** Start MATERIAL FOR THIS TASK **

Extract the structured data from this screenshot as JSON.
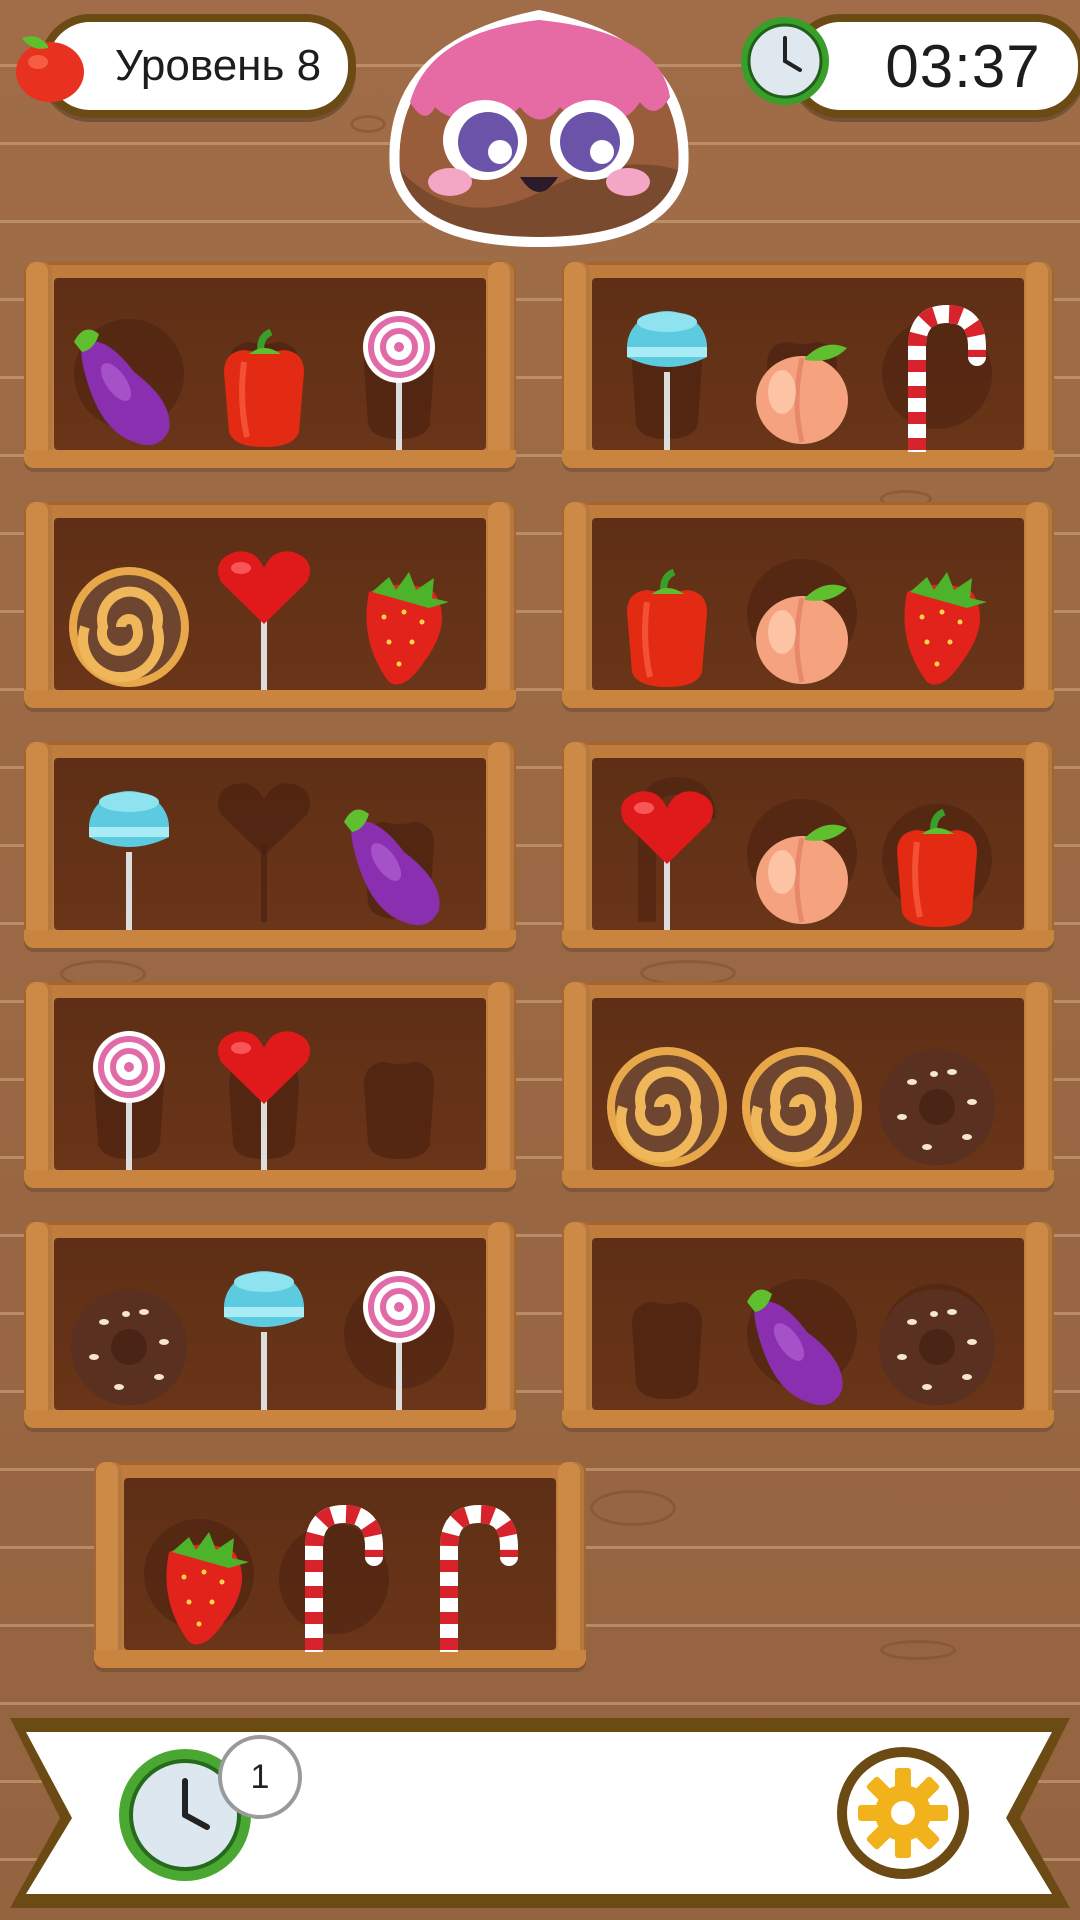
{
  "hud": {
    "level_label": "Уровень 8",
    "timer": "03:37",
    "level_icon": "apple-icon",
    "timer_icon": "clock-icon"
  },
  "mascot": {
    "name": "jelly-mascot"
  },
  "shelves": [
    {
      "items": [
        "eggplant",
        "bell-pepper",
        "pink-lollipop"
      ],
      "shadows": [
        "roll",
        "pepper",
        "pepper"
      ]
    },
    {
      "items": [
        "blue-lollipop",
        "peach",
        "candy-cane"
      ],
      "shadows": [
        "pepper",
        "pepper",
        "roll"
      ]
    },
    {
      "items": [
        "swirl-roll",
        "heart-lollipop",
        "strawberry"
      ],
      "shadows": [
        null,
        null,
        null
      ]
    },
    {
      "items": [
        "bell-pepper",
        "peach",
        "strawberry"
      ],
      "shadows": [
        null,
        "roll",
        null
      ]
    },
    {
      "items": [
        "blue-lollipop",
        null,
        "eggplant"
      ],
      "shadows": [
        null,
        "heart",
        "pepper"
      ]
    },
    {
      "items": [
        "heart-lollipop",
        "peach",
        "bell-pepper"
      ],
      "shadows": [
        "cane",
        "roll",
        "donut"
      ]
    },
    {
      "items": [
        "pink-lollipop",
        "heart-lollipop",
        null
      ],
      "shadows": [
        "pepper",
        "pepper",
        "pepper"
      ]
    },
    {
      "items": [
        "swirl-roll",
        "swirl-roll",
        "chocolate-donut"
      ],
      "shadows": [
        null,
        null,
        null
      ]
    },
    {
      "items": [
        "chocolate-donut",
        "blue-lollipop",
        "pink-lollipop"
      ],
      "shadows": [
        "pepper",
        null,
        "roll"
      ]
    },
    {
      "items": [
        null,
        "eggplant",
        "chocolate-donut"
      ],
      "shadows": [
        "pepper",
        "roll",
        "donut"
      ]
    },
    {
      "items": [
        "strawberry",
        "candy-cane",
        "candy-cane"
      ],
      "shadows": [
        "roll",
        "donut",
        null
      ]
    }
  ],
  "bottom_bar": {
    "boost_count": "1",
    "boost_icon": "clock-icon",
    "settings_icon": "gear-icon"
  },
  "colors": {
    "wood": "#9c6a44",
    "shelf": "#c07c3c",
    "shelf_inner": "#5e2f15",
    "pill_border": "#6b4a14"
  }
}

** End MATERIAL FOR THIS TASK **

GOAL: Give all the entries again exactly, dropping each picture.

TASK SOLUTION:
Extract the structured data from this screenshot as JSON.
{
  "hud": {
    "level_label": "Уровень 8",
    "timer": "03:37",
    "level_icon": "apple-icon",
    "timer_icon": "clock-icon"
  },
  "mascot": {
    "name": "jelly-mascot"
  },
  "shelves": [
    {
      "items": [
        "eggplant",
        "bell-pepper",
        "pink-lollipop"
      ],
      "shadows": [
        "roll",
        "pepper",
        "pepper"
      ]
    },
    {
      "items": [
        "blue-lollipop",
        "peach",
        "candy-cane"
      ],
      "shadows": [
        "pepper",
        "pepper",
        "roll"
      ]
    },
    {
      "items": [
        "swirl-roll",
        "heart-lollipop",
        "strawberry"
      ],
      "shadows": [
        null,
        null,
        null
      ]
    },
    {
      "items": [
        "bell-pepper",
        "peach",
        "strawberry"
      ],
      "shadows": [
        null,
        "roll",
        null
      ]
    },
    {
      "items": [
        "blue-lollipop",
        null,
        "eggplant"
      ],
      "shadows": [
        null,
        "heart",
        "pepper"
      ]
    },
    {
      "items": [
        "heart-lollipop",
        "peach",
        "bell-pepper"
      ],
      "shadows": [
        "cane",
        "roll",
        "donut"
      ]
    },
    {
      "items": [
        "pink-lollipop",
        "heart-lollipop",
        null
      ],
      "shadows": [
        "pepper",
        "pepper",
        "pepper"
      ]
    },
    {
      "items": [
        "swirl-roll",
        "swirl-roll",
        "chocolate-donut"
      ],
      "shadows": [
        null,
        null,
        null
      ]
    },
    {
      "items": [
        "chocolate-donut",
        "blue-lollipop",
        "pink-lollipop"
      ],
      "shadows": [
        "pepper",
        null,
        "roll"
      ]
    },
    {
      "items": [
        null,
        "eggplant",
        "chocolate-donut"
      ],
      "shadows": [
        "pepper",
        "roll",
        "donut"
      ]
    },
    {
      "items": [
        "strawberry",
        "candy-cane",
        "candy-cane"
      ],
      "shadows": [
        "roll",
        "donut",
        null
      ]
    }
  ],
  "bottom_bar": {
    "boost_count": "1",
    "boost_icon": "clock-icon",
    "settings_icon": "gear-icon"
  },
  "colors": {
    "wood": "#9c6a44",
    "shelf": "#c07c3c",
    "shelf_inner": "#5e2f15",
    "pill_border": "#6b4a14"
  }
}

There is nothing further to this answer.